* _Exercise requirements_
Using the listing below, copy every line that mentions "amount".

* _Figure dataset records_
[START]

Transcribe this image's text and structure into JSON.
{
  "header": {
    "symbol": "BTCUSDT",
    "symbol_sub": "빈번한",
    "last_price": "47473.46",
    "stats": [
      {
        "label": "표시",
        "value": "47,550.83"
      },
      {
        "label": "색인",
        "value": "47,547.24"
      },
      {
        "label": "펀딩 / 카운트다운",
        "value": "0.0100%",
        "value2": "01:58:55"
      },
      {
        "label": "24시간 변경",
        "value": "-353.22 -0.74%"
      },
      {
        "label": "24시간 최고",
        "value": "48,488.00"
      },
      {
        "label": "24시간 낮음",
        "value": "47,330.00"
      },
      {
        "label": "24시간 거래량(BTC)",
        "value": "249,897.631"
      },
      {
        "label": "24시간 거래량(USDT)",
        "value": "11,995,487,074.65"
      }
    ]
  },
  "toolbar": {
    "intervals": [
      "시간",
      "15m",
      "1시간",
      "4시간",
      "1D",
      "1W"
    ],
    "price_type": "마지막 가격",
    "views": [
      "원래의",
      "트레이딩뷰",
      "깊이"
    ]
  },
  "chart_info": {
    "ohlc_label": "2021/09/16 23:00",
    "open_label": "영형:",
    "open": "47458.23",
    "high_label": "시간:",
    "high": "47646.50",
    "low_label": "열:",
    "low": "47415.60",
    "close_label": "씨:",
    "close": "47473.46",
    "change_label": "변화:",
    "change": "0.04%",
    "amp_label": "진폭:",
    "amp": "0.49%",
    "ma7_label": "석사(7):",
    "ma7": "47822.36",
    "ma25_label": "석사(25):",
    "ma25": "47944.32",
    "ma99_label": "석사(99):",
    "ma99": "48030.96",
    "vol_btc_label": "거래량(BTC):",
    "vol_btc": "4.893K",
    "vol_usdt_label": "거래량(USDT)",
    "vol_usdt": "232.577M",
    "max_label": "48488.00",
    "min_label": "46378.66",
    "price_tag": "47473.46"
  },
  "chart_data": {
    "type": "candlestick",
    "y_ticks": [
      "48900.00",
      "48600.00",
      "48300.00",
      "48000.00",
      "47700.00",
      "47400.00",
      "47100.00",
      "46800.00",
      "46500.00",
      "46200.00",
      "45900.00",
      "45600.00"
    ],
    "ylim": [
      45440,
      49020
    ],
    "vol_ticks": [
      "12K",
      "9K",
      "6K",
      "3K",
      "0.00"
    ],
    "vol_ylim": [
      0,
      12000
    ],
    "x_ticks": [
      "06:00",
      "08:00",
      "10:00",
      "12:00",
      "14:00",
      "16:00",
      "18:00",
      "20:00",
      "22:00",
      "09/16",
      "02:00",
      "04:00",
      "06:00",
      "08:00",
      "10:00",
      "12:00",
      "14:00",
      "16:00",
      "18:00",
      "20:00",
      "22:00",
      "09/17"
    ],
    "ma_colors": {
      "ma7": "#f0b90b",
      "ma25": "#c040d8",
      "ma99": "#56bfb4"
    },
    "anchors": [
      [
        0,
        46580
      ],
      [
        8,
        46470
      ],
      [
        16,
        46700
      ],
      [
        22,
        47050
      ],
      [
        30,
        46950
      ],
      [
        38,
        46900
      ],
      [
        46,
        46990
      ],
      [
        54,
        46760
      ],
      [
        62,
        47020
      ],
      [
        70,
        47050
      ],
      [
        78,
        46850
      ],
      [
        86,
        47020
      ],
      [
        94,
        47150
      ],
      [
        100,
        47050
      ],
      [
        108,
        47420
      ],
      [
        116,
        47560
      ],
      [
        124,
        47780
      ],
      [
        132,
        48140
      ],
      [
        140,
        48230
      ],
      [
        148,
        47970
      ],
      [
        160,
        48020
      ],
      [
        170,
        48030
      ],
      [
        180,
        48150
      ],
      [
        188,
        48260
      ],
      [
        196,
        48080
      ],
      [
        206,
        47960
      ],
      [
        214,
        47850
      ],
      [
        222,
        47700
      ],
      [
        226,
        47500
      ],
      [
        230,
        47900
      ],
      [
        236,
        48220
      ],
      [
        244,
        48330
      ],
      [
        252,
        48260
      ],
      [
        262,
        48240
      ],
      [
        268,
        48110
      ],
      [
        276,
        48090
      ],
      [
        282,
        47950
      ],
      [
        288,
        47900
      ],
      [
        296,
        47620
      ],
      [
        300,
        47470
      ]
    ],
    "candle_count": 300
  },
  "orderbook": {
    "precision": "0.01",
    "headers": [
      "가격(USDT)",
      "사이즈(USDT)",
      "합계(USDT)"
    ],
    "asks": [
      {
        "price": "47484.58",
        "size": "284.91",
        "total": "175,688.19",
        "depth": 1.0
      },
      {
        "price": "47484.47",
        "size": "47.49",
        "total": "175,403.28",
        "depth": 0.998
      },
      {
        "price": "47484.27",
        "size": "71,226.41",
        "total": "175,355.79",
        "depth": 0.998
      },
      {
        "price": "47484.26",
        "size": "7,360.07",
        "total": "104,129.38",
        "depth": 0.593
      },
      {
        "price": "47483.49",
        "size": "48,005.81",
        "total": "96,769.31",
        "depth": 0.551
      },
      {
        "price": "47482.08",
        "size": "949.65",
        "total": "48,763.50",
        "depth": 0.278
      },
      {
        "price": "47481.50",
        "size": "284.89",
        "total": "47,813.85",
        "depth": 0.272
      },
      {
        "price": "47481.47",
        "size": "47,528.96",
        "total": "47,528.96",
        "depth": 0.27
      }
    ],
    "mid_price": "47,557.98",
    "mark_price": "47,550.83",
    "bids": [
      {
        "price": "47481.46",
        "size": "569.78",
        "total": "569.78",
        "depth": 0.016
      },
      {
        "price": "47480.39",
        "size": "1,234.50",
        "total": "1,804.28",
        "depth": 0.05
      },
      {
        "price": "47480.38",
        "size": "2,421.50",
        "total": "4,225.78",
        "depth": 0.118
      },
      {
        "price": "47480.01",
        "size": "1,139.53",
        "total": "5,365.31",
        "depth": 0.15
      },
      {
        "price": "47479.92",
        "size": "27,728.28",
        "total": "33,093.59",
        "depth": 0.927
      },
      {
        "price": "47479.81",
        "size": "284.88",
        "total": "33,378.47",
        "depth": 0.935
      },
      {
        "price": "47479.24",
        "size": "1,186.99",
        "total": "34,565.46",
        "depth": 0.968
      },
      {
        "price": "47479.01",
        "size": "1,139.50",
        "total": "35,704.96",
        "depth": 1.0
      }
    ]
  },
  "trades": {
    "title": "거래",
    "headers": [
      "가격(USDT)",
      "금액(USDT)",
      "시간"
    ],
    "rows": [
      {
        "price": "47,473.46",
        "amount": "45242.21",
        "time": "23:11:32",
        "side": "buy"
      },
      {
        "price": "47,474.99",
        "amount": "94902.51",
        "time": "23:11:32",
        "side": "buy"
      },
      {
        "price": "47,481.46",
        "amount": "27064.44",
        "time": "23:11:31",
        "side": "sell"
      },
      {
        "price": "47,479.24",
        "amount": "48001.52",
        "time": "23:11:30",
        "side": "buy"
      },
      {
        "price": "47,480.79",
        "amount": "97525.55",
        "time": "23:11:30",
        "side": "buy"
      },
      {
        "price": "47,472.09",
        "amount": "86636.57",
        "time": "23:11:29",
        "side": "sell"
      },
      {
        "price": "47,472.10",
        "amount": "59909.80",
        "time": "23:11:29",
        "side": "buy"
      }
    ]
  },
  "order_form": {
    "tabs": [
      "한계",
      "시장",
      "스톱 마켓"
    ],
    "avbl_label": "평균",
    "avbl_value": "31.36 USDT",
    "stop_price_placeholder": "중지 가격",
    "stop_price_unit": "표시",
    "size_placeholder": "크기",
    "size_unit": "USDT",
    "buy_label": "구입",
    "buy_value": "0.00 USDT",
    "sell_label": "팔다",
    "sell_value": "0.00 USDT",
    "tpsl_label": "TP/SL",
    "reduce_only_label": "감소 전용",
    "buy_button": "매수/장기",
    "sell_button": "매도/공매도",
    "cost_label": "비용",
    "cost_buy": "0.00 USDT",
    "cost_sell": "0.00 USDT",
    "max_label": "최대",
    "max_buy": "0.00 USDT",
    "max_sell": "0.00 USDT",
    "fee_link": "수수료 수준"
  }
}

[END]

* _Correct output_
        "amount": "45242.21",
        "amount": "94902.51",
        "amount": "27064.44",
        "amount": "48001.52",
        "amount": "97525.55",
        "amount": "86636.57",
        "amount": "59909.80",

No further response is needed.